■ **DESCRIPTION OF THE TASK**: Select and reproduce each line of the listing below that bears the string "Group".

Collected data entries
###
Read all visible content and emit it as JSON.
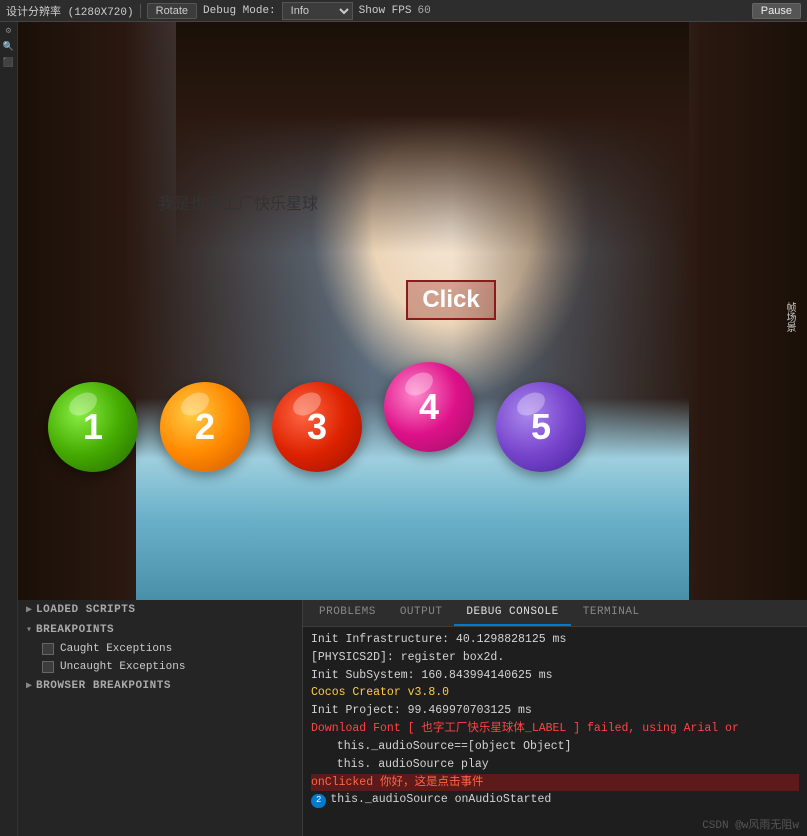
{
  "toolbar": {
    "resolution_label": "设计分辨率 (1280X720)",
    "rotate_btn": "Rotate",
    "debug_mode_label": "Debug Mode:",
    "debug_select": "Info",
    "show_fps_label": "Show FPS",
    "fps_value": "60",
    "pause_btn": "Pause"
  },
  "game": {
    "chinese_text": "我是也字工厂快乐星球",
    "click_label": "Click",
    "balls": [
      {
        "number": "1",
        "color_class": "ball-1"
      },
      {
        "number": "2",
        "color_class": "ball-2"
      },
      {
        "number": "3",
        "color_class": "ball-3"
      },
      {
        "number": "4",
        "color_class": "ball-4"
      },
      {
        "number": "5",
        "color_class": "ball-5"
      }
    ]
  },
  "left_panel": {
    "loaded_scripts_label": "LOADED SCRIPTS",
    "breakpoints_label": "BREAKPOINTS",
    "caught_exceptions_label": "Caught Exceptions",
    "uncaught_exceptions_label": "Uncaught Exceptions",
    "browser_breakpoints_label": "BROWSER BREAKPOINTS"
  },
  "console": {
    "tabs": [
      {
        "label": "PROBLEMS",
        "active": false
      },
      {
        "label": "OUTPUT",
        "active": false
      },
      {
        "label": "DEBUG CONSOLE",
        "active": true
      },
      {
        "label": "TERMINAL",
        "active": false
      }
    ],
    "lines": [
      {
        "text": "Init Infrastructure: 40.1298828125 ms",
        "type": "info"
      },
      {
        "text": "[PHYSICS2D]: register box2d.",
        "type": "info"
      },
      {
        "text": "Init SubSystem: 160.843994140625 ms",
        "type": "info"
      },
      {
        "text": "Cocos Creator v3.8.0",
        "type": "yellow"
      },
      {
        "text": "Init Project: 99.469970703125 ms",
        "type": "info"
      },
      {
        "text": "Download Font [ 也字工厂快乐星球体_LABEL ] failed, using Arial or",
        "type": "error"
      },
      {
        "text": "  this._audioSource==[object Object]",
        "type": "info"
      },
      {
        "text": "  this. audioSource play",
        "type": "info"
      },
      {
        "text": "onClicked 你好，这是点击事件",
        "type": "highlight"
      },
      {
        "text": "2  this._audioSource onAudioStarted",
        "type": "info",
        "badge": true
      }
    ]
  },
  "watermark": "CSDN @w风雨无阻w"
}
###
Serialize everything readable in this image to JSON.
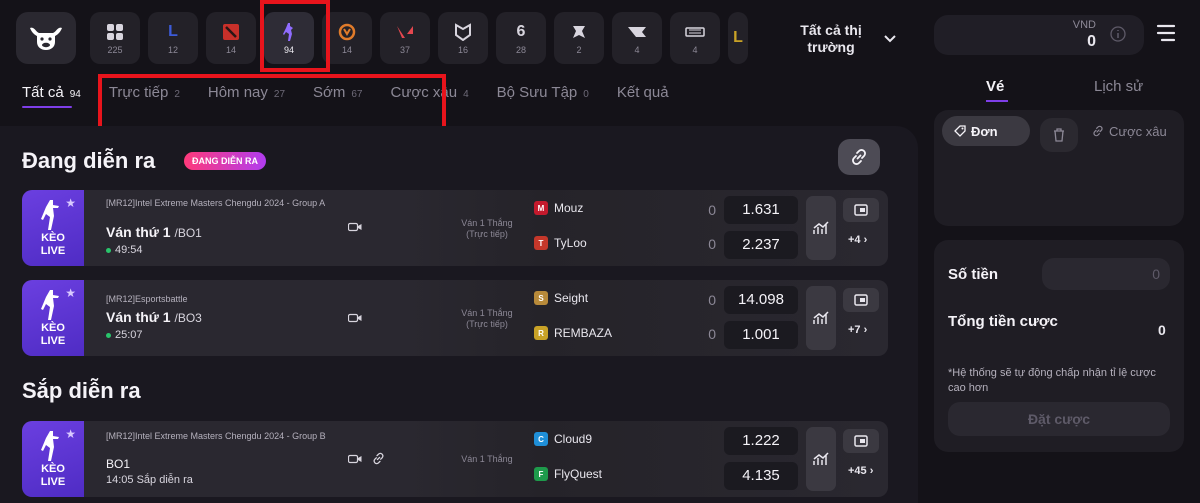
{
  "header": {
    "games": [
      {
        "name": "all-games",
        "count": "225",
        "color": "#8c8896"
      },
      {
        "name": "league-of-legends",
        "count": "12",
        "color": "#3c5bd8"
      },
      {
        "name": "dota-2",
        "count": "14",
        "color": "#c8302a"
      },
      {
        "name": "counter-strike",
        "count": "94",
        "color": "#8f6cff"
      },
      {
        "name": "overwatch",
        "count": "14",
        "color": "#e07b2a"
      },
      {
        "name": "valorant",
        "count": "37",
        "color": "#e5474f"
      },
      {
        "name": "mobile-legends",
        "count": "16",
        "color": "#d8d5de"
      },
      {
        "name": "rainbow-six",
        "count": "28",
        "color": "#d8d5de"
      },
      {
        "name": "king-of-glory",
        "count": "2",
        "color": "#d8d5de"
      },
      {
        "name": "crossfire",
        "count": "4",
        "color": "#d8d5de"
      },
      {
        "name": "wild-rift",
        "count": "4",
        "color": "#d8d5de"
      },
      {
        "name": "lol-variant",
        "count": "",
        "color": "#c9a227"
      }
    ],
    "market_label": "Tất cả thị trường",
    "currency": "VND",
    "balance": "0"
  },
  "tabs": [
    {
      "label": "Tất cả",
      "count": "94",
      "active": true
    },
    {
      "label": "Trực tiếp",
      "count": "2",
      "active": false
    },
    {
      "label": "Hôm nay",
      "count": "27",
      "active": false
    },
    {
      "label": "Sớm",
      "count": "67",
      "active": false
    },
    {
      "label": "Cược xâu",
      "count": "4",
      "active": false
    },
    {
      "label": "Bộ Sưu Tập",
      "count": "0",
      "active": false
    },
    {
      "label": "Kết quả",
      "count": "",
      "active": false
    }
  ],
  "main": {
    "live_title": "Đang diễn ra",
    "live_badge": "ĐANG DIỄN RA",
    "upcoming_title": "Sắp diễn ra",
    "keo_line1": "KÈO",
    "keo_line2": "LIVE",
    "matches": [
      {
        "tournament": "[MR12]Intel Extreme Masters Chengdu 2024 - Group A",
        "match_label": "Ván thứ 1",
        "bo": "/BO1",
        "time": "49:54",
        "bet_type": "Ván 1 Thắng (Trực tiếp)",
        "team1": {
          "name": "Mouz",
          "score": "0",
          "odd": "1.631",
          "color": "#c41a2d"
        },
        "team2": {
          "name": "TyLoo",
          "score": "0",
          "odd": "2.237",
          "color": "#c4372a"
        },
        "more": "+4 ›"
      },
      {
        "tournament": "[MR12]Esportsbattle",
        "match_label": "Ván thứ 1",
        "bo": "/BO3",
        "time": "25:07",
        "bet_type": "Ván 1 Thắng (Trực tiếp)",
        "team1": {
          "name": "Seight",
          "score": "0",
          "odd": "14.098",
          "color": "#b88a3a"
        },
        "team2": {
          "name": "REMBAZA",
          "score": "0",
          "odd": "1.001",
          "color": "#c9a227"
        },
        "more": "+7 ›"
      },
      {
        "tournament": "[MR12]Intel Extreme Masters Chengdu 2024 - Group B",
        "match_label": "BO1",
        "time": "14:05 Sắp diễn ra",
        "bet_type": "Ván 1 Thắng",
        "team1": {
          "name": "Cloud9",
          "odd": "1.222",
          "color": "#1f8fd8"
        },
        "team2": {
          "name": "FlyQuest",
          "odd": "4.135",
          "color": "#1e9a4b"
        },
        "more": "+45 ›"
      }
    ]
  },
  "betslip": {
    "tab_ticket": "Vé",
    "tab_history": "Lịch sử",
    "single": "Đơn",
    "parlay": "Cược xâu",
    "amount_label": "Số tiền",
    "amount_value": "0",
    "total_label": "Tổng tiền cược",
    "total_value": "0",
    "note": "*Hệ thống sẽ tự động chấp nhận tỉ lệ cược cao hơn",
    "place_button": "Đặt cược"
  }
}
###
■ **FINAL RESULT**:
        "tournament": "[MR12]Intel Extreme Masters Chengdu 2024 - Group A",
        "tournament": "[MR12]Intel Extreme Masters Chengdu 2024 - Group B",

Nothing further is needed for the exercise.